[Figure record extracts]
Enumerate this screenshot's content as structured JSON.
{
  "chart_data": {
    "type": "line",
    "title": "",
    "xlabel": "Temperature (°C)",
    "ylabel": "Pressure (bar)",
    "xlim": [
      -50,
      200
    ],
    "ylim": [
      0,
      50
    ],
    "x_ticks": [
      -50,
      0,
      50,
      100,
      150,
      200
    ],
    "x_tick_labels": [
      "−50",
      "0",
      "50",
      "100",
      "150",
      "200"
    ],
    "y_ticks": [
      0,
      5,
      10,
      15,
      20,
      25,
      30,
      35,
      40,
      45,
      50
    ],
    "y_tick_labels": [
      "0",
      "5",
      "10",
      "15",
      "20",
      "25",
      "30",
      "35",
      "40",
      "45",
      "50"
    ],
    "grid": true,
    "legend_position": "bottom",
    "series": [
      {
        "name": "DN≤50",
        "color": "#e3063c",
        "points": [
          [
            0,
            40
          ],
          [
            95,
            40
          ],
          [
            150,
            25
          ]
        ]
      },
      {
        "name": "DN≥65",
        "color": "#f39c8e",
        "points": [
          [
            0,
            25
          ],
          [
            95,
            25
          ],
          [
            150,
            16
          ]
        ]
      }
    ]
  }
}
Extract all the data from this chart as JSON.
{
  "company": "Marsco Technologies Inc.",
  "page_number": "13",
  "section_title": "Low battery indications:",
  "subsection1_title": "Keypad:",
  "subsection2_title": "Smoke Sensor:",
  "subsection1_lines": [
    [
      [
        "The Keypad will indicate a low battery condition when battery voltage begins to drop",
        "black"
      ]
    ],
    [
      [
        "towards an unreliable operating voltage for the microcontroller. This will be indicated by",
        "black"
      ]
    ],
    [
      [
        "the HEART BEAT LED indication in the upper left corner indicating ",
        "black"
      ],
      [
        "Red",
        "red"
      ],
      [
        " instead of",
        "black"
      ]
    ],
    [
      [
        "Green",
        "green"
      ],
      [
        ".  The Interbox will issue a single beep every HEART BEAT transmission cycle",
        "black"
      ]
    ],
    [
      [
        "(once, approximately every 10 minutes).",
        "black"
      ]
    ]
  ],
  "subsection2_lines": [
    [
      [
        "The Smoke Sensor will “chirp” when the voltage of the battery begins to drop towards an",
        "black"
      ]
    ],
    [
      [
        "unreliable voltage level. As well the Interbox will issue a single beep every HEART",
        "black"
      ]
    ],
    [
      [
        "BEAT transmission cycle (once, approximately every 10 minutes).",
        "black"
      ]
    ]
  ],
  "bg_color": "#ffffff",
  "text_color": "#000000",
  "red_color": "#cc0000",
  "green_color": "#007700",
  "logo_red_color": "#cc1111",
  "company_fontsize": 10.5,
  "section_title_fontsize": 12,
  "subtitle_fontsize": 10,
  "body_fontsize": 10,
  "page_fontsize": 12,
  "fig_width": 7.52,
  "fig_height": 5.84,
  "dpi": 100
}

→ Work to complete
Report all lines of the data that include the word "voltage".

→ Written solution
        "The Keypad will indicate a low battery condition when battery voltage begins to drop",
        "towards an unreliable operating voltage for the microcontroller. This will be indicated by",
        "The Smoke Sensor will “chirp” when the voltage of the battery begins to drop towards an",
        "unreliable voltage level. As well the Interbox will issue a single beep every HEART",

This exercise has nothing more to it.